**Required work**
Tally the lines of the listing that contain the string "vorstellen". Give the number and nothing else.

Dataset items

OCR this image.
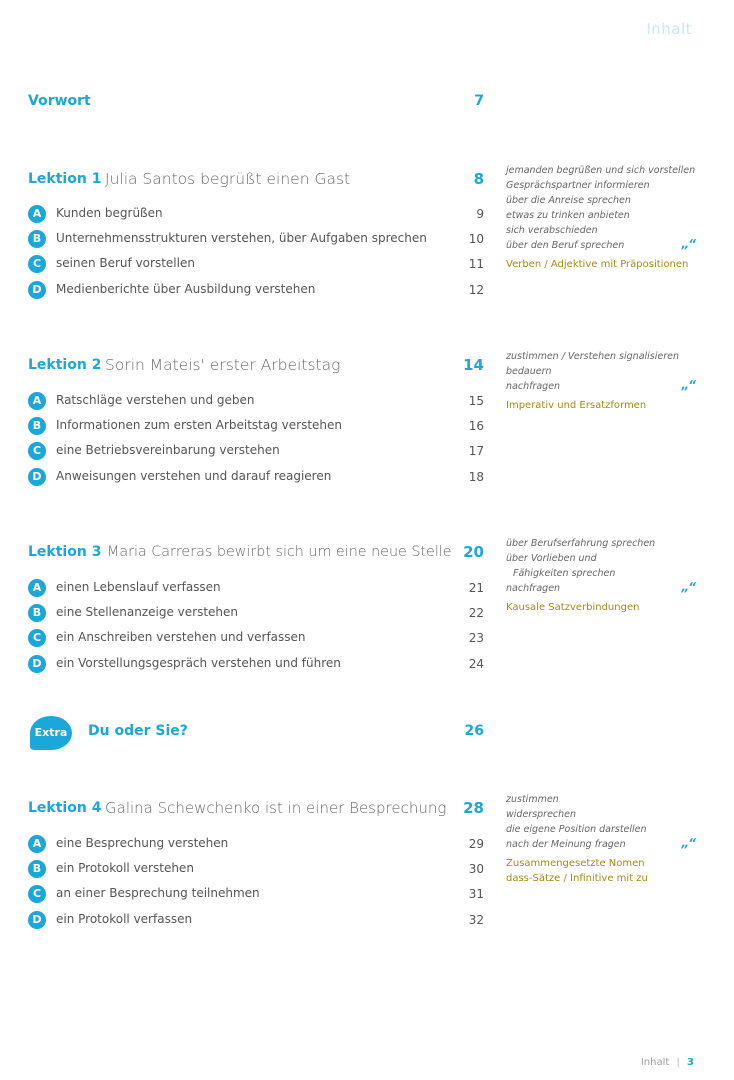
Inhalt
Vorwort	7
Lektion 1 Julia Santos begrüßt einen Gast	8
A	Kunden begrüßen	9
B	Unternehmensstrukturen verstehen, über Aufgaben sprechen	10
C	seinen Beruf vorstellen	11
D	Medienberichte über Ausbildung verstehen	12
jemanden begrüßen und sich vorstellen
Gesprächspartner informieren
über die Anreise sprechen
etwas zu trinken anbieten
sich verabschieden
über den Beruf sprechen	„“
Verben / Adjektive mit Präpositionen
Lektion 2 Sorin Mateis' erster Arbeitstag	14
A	Ratschläge verstehen und geben	15
B	Informationen zum ersten Arbeitstag verstehen	16
C	eine Betriebsvereinbarung verstehen	17
D	Anweisungen verstehen und darauf reagieren	18
zustimmen / Verstehen signalisieren
bedauern
nachfragen	„“
Imperativ und Ersatzformen
Lektion 3 Maria Carreras bewirbt sich um eine neue Stelle 20
A	einen Lebenslauf verfassen	21
B	eine Stellenanzeige verstehen	22
C	ein Anschreiben verstehen und verfassen	23
D	ein Vorstellungsgespräch verstehen und führen	24
über Berufserfahrung sprechen
über Vorlieben und
Fähigkeiten sprechen
nachfragen	„“
Kausale Satzverbindungen
Extra	Du oder Sie?	26
Lektion 4 Galina Schewchenko ist in einer Besprechung 28
A	eine Besprechung verstehen	29
B	ein Protokoll verstehen	30
C	an einer Besprechung teilnehmen	31
D	ein Protokoll verfassen	32
zustimmen
widersprechen
die eigene Position darstellen
nach der Meinung fragen	„“
Zusammengesetzte Nomen
dass-Sätze / Infinitive mit zu
Inhalt | 3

**Solution to the exercise**
2